- THE EXERCISE:
Pick out each line of the records that includes the string "name", and copy it.

(Data entries for graphics)
***

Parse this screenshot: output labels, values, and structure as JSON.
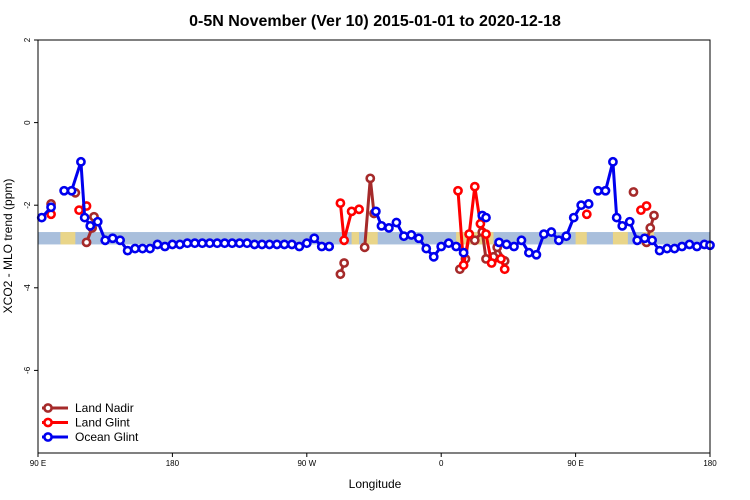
{
  "chart_data": {
    "type": "line",
    "title": "0-5N November (Ver 10)   2015-01-01 to 2020-12-18",
    "xlabel": "Longitude",
    "ylabel": "XCO2 - MLO trend (ppm)",
    "xlim": [
      90,
      450
    ],
    "ylim": [
      -8,
      2
    ],
    "x_ticks": [
      {
        "value": 90,
        "label": "90 E"
      },
      {
        "value": 162,
        "label": "180"
      },
      {
        "value": 234,
        "label": "90 W"
      },
      {
        "value": 306,
        "label": "0"
      },
      {
        "value": 378,
        "label": "90 E"
      },
      {
        "value": 450,
        "label": "180"
      }
    ],
    "y_ticks": [
      {
        "value": 2,
        "label": "2"
      },
      {
        "value": 0,
        "label": "0"
      },
      {
        "value": -2,
        "label": "-2"
      },
      {
        "value": -4,
        "label": "-4"
      },
      {
        "value": -6,
        "label": "-6"
      }
    ],
    "band": {
      "ymin": -2.95,
      "ymax": -2.65,
      "color": "#a9bfdc",
      "highlight_color": "#f5d87a"
    },
    "series": [
      {
        "name": "Land Nadir",
        "color": "#a52a2a",
        "segments": [
          [
            [
              97,
              -1.97
            ]
          ],
          [
            [
              110,
              -1.7
            ]
          ],
          [
            [
              116,
              -2.9
            ],
            [
              119,
              -2.55
            ],
            [
              120,
              -2.28
            ]
          ],
          [
            [
              252,
              -3.67
            ],
            [
              254,
              -3.4
            ]
          ],
          [
            [
              265,
              -3.02
            ],
            [
              268,
              -1.35
            ],
            [
              270,
              -2.2
            ]
          ],
          [
            [
              316,
              -3.55
            ],
            [
              319,
              -3.3
            ],
            [
              321,
              -2.7
            ],
            [
              324,
              -2.85
            ],
            [
              328,
              -2.65
            ],
            [
              330,
              -3.3
            ],
            [
              334,
              -3.25
            ],
            [
              336,
              -3.02
            ],
            [
              340,
              -3.35
            ]
          ],
          [
            [
              409,
              -1.68
            ]
          ],
          [
            [
              416,
              -2.9
            ],
            [
              418,
              -2.55
            ],
            [
              420,
              -2.25
            ]
          ]
        ]
      },
      {
        "name": "Land Glint",
        "color": "#ff0000",
        "segments": [
          [
            [
              97,
              -2.22
            ]
          ],
          [
            [
              112,
              -2.12
            ],
            [
              116,
              -2.02
            ]
          ],
          [
            [
              252,
              -1.95
            ],
            [
              254,
              -2.85
            ],
            [
              258,
              -2.15
            ],
            [
              262,
              -2.1
            ]
          ],
          [
            [
              315,
              -1.65
            ],
            [
              318,
              -3.45
            ],
            [
              321,
              -2.7
            ],
            [
              324,
              -1.55
            ],
            [
              327,
              -2.45
            ],
            [
              330,
              -2.7
            ],
            [
              333,
              -3.4
            ],
            [
              338,
              -3.3
            ],
            [
              340,
              -3.55
            ]
          ],
          [
            [
              384,
              -2.22
            ]
          ],
          [
            [
              413,
              -2.12
            ],
            [
              416,
              -2.02
            ]
          ]
        ]
      },
      {
        "name": "Ocean Glint",
        "color": "#0000ee",
        "segments": [
          [
            [
              92,
              -2.3
            ],
            [
              97,
              -2.05
            ]
          ],
          [
            [
              104,
              -1.65
            ],
            [
              108,
              -1.65
            ],
            [
              113,
              -0.95
            ],
            [
              115,
              -2.3
            ],
            [
              118,
              -2.5
            ],
            [
              122,
              -2.4
            ],
            [
              126,
              -2.85
            ],
            [
              130,
              -2.8
            ],
            [
              134,
              -2.85
            ],
            [
              138,
              -3.1
            ],
            [
              142,
              -3.05
            ],
            [
              146,
              -3.05
            ],
            [
              150,
              -3.05
            ],
            [
              154,
              -2.95
            ],
            [
              158,
              -3.0
            ],
            [
              162,
              -2.95
            ],
            [
              166,
              -2.95
            ],
            [
              170,
              -2.92
            ],
            [
              174,
              -2.92
            ],
            [
              178,
              -2.92
            ],
            [
              182,
              -2.92
            ],
            [
              186,
              -2.92
            ],
            [
              190,
              -2.92
            ],
            [
              194,
              -2.92
            ],
            [
              198,
              -2.92
            ],
            [
              202,
              -2.92
            ],
            [
              206,
              -2.95
            ],
            [
              210,
              -2.95
            ],
            [
              214,
              -2.95
            ],
            [
              218,
              -2.95
            ],
            [
              222,
              -2.95
            ],
            [
              226,
              -2.95
            ],
            [
              230,
              -3.0
            ],
            [
              234,
              -2.92
            ],
            [
              238,
              -2.8
            ],
            [
              242,
              -3.0
            ],
            [
              246,
              -3.0
            ]
          ],
          [
            [
              271,
              -2.15
            ],
            [
              274,
              -2.5
            ],
            [
              278,
              -2.55
            ],
            [
              282,
              -2.42
            ],
            [
              286,
              -2.75
            ],
            [
              290,
              -2.72
            ],
            [
              294,
              -2.8
            ],
            [
              298,
              -3.05
            ],
            [
              302,
              -3.25
            ],
            [
              306,
              -3.0
            ],
            [
              310,
              -2.92
            ],
            [
              314,
              -3.0
            ],
            [
              318,
              -3.15
            ]
          ],
          [
            [
              328,
              -2.25
            ],
            [
              330,
              -2.3
            ]
          ],
          [
            [
              337,
              -2.9
            ],
            [
              341,
              -2.95
            ],
            [
              345,
              -3.0
            ],
            [
              349,
              -2.85
            ],
            [
              353,
              -3.15
            ],
            [
              357,
              -3.2
            ],
            [
              361,
              -2.7
            ],
            [
              365,
              -2.65
            ],
            [
              369,
              -2.85
            ],
            [
              373,
              -2.75
            ],
            [
              377,
              -2.3
            ],
            [
              381,
              -2.0
            ],
            [
              385,
              -1.97
            ]
          ],
          [
            [
              390,
              -1.65
            ],
            [
              394,
              -1.65
            ],
            [
              398,
              -0.95
            ],
            [
              400,
              -2.3
            ],
            [
              403,
              -2.5
            ],
            [
              407,
              -2.4
            ],
            [
              411,
              -2.85
            ],
            [
              415,
              -2.8
            ],
            [
              419,
              -2.85
            ],
            [
              423,
              -3.1
            ],
            [
              427,
              -3.05
            ],
            [
              431,
              -3.05
            ],
            [
              435,
              -3.0
            ],
            [
              439,
              -2.95
            ],
            [
              443,
              -3.0
            ],
            [
              447,
              -2.95
            ],
            [
              450,
              -2.97
            ]
          ]
        ]
      }
    ],
    "legend_position": "bottom-left",
    "grid": false
  }
}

***

- RESULT OF THIS EXERCISE:
        "name": "Land Nadir",
        "name": "Land Glint",
        "name": "Ocean Glint",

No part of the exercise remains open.